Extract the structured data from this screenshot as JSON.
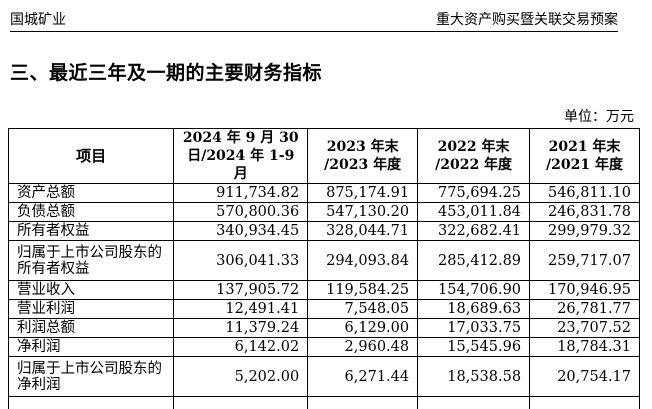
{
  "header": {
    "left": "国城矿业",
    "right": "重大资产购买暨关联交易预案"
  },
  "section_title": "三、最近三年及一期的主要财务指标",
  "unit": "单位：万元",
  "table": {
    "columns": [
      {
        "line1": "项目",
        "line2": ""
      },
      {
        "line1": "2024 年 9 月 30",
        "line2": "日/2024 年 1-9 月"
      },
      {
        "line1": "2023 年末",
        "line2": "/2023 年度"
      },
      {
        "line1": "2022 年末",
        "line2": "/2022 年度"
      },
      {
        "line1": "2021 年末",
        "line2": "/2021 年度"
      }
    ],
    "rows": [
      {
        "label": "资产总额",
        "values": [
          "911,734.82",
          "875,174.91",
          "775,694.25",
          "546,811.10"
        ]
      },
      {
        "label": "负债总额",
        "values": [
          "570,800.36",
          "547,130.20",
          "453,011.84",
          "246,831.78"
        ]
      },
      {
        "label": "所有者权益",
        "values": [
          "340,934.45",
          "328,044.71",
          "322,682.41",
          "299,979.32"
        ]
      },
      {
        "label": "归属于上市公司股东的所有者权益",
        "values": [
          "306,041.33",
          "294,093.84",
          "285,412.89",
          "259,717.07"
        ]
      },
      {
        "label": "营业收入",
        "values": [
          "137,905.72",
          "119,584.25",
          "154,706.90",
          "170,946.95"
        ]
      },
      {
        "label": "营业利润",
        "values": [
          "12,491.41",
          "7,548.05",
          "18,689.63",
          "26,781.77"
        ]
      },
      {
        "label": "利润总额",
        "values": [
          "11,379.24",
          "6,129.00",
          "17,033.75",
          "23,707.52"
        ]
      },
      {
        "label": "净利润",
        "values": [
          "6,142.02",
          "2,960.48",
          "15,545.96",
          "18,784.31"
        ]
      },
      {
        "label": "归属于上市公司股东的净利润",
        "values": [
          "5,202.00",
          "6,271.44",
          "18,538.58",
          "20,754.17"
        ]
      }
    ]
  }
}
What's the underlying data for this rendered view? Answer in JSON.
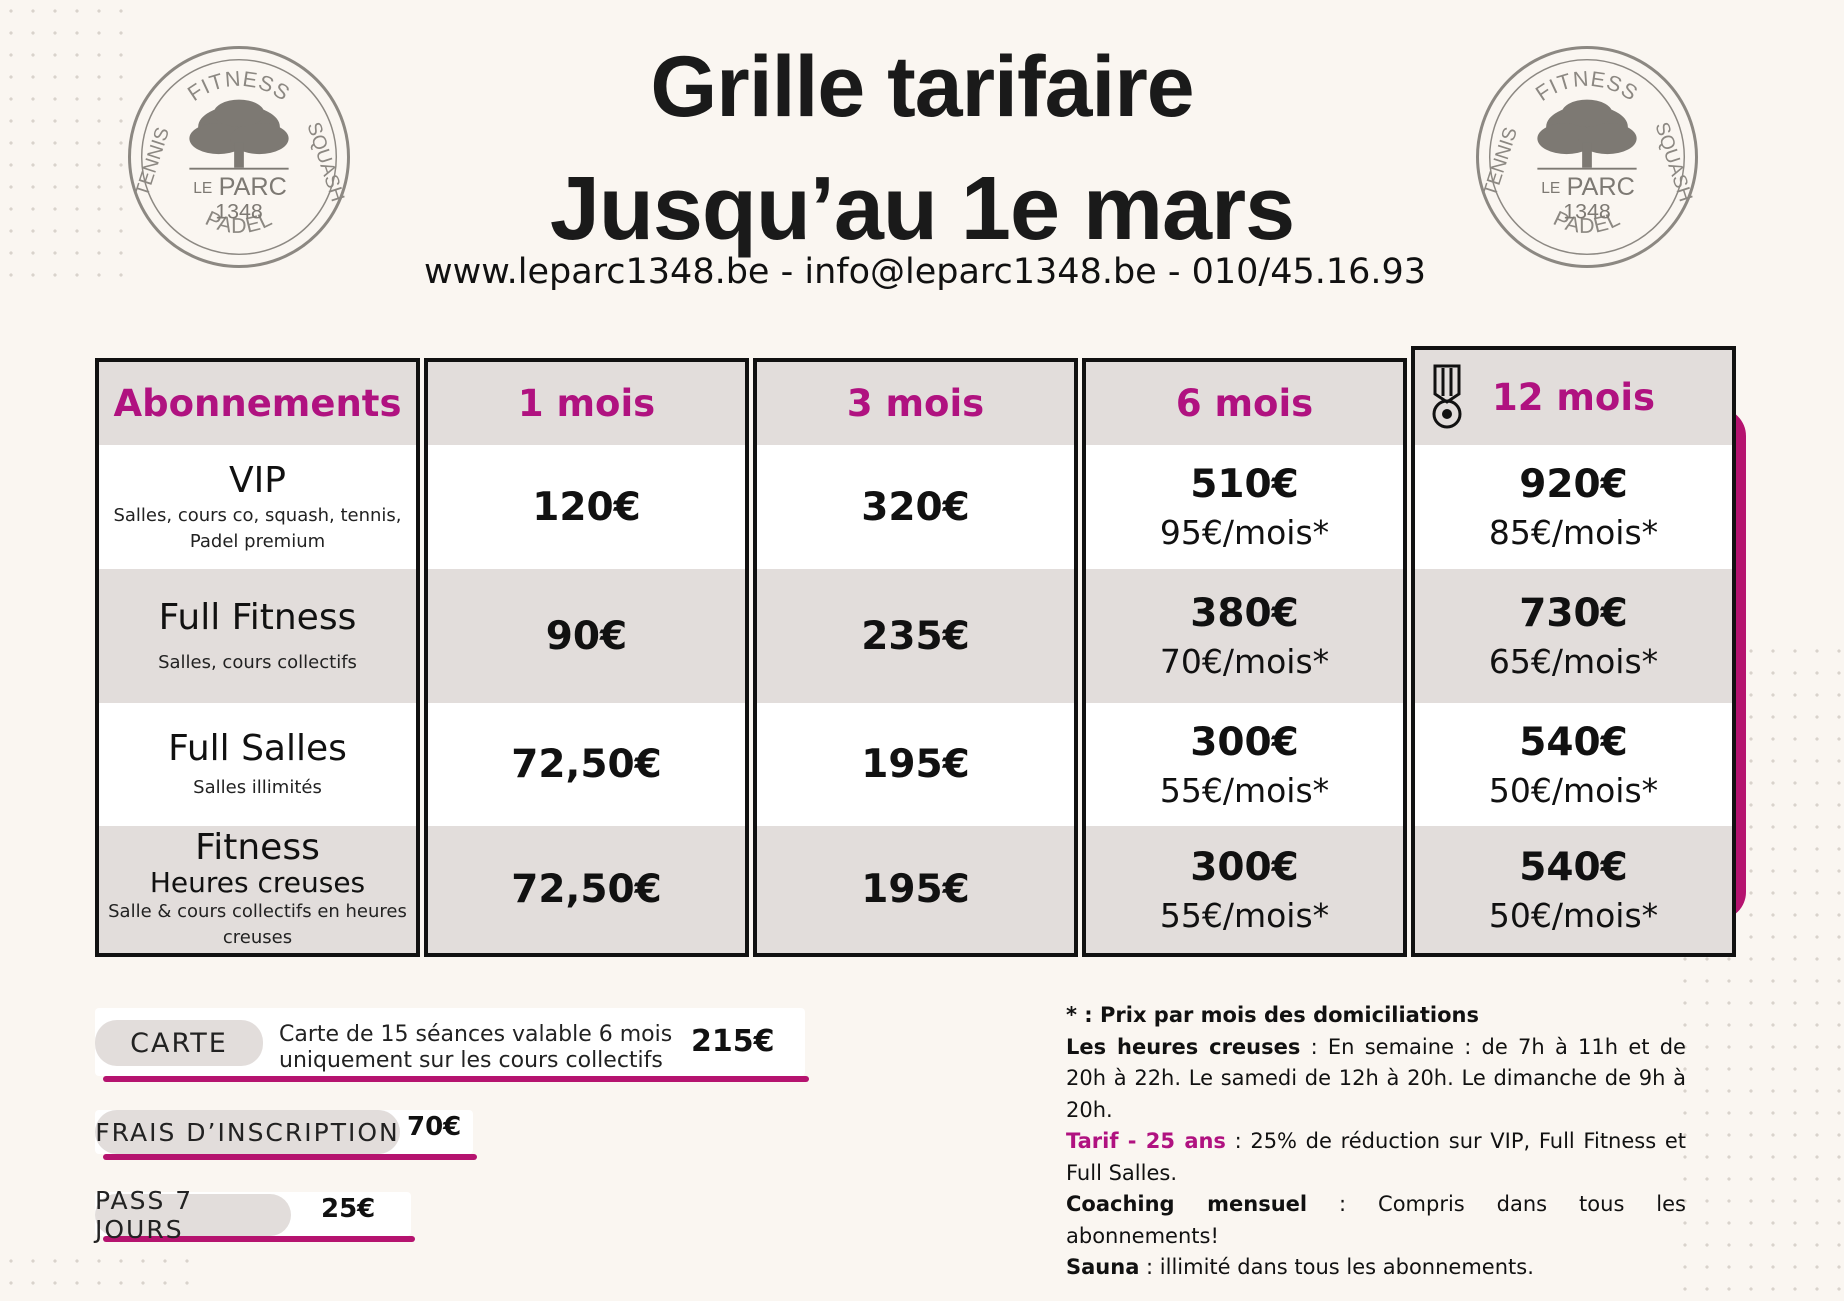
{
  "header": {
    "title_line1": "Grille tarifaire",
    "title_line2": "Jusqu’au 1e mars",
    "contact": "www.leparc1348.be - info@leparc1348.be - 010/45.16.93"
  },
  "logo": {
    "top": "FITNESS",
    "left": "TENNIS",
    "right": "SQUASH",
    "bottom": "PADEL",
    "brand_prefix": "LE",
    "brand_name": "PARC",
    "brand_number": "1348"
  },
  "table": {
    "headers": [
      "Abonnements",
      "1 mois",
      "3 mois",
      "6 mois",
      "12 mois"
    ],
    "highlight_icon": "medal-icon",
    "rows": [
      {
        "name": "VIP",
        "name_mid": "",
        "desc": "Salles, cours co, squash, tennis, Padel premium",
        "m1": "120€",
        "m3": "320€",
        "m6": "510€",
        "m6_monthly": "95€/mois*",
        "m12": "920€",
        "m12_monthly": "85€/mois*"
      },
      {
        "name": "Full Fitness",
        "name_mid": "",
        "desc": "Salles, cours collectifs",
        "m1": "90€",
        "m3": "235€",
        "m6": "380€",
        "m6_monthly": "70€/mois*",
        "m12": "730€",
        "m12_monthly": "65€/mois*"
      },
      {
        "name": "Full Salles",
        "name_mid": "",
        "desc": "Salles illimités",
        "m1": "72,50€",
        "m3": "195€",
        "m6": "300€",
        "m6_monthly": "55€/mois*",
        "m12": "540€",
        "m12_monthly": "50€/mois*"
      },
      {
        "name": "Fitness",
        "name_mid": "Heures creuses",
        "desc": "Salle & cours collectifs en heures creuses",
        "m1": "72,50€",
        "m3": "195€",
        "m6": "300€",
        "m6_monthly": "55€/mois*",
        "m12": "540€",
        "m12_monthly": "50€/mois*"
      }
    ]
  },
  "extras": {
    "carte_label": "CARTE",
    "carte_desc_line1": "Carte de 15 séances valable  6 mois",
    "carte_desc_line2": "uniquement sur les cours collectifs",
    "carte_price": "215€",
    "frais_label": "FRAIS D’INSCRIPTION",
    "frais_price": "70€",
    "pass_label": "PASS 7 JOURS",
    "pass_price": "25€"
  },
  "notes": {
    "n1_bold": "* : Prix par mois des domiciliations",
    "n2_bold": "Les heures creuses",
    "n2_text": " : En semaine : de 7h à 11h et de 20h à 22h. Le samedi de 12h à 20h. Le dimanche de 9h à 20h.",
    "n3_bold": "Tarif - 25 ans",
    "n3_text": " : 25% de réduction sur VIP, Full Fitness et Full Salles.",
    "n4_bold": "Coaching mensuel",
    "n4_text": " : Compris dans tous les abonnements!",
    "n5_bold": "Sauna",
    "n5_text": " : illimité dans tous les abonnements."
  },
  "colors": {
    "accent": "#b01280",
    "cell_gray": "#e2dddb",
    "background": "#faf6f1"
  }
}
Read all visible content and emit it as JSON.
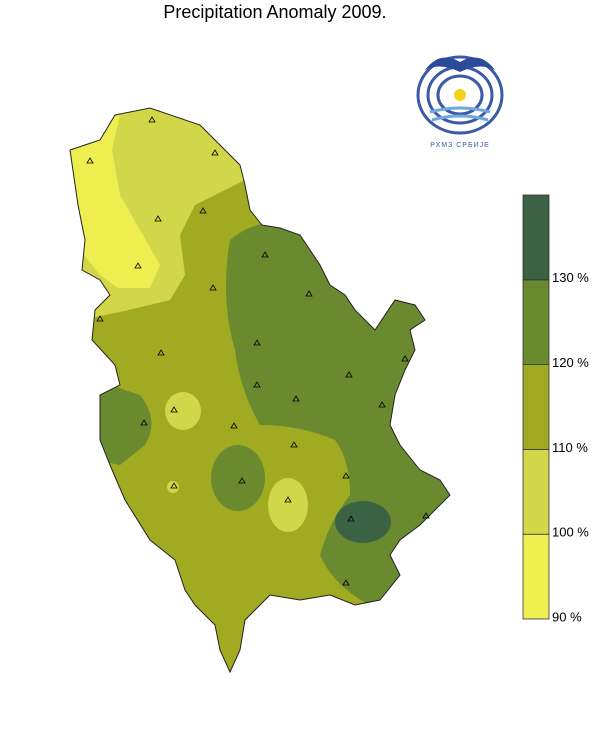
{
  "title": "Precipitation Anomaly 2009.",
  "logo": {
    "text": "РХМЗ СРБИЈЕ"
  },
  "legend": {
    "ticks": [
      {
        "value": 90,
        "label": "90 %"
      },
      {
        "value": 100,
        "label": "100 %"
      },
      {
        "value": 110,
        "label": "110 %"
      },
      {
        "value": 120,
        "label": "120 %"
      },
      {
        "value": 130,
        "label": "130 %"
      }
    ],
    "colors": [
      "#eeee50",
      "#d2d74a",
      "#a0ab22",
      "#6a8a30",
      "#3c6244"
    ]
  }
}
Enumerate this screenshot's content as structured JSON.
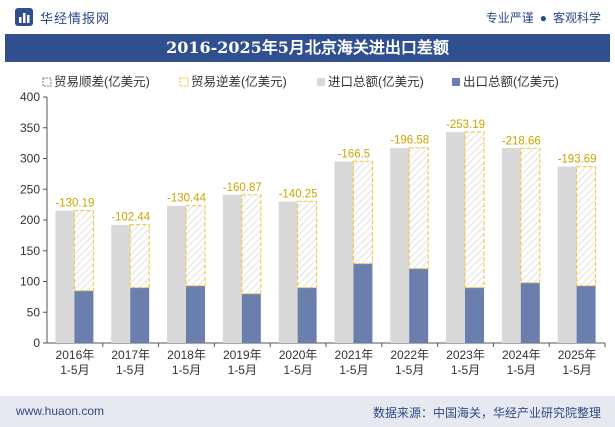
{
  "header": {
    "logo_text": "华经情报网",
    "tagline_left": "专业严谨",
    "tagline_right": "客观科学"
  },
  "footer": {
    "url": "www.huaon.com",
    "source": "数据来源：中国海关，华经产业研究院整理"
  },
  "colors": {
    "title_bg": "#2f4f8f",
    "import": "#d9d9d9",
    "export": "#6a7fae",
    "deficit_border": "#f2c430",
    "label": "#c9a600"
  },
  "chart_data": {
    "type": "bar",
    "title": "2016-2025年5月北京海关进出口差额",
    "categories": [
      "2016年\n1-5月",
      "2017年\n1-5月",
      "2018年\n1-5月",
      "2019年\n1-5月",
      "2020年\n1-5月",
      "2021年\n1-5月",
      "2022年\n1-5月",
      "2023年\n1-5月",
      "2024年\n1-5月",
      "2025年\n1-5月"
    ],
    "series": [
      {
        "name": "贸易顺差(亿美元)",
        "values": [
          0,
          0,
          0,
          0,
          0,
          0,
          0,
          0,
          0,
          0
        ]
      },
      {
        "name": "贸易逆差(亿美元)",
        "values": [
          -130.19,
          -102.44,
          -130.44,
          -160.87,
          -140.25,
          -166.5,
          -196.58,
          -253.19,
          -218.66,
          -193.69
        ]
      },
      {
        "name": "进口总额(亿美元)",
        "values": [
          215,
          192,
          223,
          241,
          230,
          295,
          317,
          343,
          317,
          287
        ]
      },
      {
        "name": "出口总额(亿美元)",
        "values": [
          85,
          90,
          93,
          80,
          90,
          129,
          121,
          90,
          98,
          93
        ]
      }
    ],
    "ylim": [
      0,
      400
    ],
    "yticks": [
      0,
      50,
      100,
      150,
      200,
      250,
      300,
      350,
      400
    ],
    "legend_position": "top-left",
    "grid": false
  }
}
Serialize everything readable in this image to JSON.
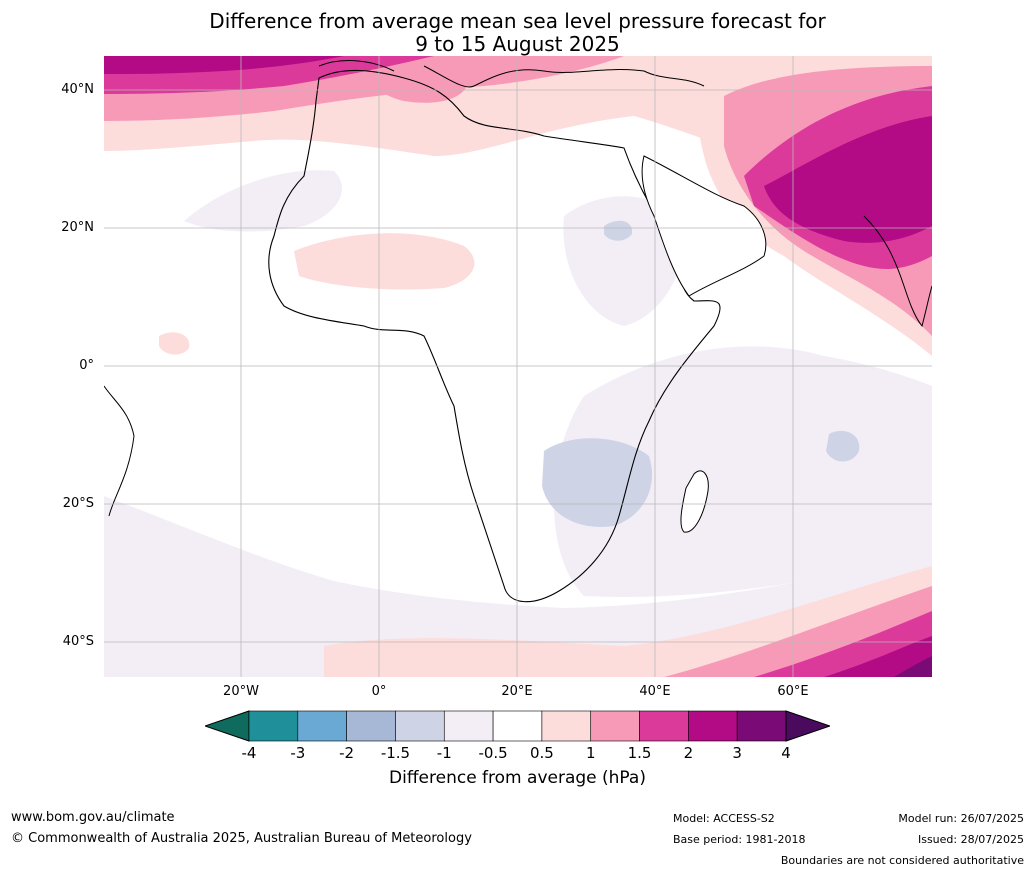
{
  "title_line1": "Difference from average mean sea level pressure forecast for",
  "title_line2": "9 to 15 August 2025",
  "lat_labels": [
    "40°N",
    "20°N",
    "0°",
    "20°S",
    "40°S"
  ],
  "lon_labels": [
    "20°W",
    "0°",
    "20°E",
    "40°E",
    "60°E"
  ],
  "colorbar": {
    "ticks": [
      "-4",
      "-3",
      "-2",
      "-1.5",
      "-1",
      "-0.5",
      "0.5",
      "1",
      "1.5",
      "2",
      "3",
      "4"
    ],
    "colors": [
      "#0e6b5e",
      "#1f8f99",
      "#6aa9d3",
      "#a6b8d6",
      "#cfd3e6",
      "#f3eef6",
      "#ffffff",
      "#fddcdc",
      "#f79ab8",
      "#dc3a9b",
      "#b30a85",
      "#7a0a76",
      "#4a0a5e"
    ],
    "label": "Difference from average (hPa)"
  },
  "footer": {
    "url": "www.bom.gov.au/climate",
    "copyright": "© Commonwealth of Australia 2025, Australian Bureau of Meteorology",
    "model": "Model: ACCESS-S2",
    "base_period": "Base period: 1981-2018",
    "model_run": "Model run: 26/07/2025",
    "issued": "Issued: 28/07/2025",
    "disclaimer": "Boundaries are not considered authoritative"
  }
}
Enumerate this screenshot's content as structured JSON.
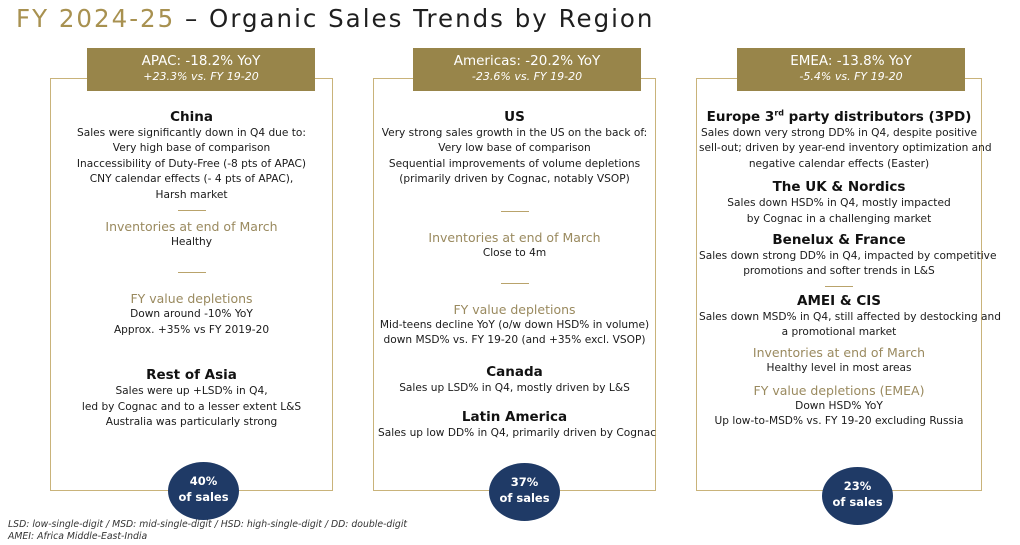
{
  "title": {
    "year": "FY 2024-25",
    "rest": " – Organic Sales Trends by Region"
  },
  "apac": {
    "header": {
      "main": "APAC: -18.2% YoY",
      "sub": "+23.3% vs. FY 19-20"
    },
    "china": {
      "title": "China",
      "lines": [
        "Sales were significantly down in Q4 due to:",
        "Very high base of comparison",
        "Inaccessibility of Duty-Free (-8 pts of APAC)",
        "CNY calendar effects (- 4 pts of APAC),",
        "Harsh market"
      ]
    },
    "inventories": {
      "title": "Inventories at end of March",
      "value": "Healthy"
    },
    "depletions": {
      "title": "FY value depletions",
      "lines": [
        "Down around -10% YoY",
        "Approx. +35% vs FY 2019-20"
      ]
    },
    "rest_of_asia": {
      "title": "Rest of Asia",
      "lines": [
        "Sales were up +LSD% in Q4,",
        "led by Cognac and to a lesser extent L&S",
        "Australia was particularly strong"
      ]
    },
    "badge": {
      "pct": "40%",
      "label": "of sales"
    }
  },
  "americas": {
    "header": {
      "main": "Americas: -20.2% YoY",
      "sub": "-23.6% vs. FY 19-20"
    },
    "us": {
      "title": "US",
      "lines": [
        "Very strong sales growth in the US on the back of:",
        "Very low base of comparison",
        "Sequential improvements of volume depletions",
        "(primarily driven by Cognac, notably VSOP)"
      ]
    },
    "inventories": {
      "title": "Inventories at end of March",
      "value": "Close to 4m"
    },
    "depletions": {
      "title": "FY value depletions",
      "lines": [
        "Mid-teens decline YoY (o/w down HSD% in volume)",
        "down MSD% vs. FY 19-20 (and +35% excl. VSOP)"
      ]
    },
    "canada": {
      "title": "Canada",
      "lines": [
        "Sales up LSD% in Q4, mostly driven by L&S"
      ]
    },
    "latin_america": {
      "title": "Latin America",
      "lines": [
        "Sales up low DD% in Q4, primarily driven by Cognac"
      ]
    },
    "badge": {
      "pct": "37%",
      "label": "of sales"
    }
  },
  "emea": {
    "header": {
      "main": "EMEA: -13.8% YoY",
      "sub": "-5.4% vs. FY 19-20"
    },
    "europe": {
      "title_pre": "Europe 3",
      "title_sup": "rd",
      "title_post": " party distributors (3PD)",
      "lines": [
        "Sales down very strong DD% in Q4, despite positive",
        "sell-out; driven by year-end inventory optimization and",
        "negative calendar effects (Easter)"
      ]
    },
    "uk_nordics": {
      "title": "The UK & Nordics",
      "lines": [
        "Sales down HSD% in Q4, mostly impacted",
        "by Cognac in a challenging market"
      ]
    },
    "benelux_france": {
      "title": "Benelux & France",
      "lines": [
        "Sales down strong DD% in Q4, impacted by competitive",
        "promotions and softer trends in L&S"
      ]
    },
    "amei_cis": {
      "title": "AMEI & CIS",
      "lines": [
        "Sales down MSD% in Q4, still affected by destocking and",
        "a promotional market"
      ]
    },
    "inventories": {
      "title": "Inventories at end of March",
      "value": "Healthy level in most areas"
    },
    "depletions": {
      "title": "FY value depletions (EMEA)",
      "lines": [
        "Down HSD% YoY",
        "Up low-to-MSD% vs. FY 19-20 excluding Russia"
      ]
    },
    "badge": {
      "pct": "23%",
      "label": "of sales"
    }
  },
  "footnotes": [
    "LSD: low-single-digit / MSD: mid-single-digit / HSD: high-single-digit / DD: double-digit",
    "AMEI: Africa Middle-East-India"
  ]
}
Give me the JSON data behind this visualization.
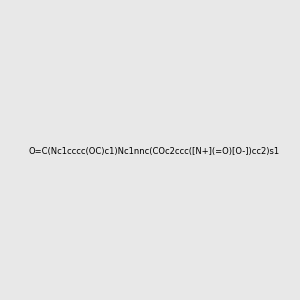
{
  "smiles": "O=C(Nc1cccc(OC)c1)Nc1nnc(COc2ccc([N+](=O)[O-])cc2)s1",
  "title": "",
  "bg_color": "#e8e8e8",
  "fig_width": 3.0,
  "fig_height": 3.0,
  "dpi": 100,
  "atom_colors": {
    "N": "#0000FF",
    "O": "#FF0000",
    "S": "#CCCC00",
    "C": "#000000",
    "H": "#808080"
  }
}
------------------------------
Copy out every line with the word "Healthy".

▸ **Reply**:
      "value": "Healthy"
      "value": "Healthy level in most areas"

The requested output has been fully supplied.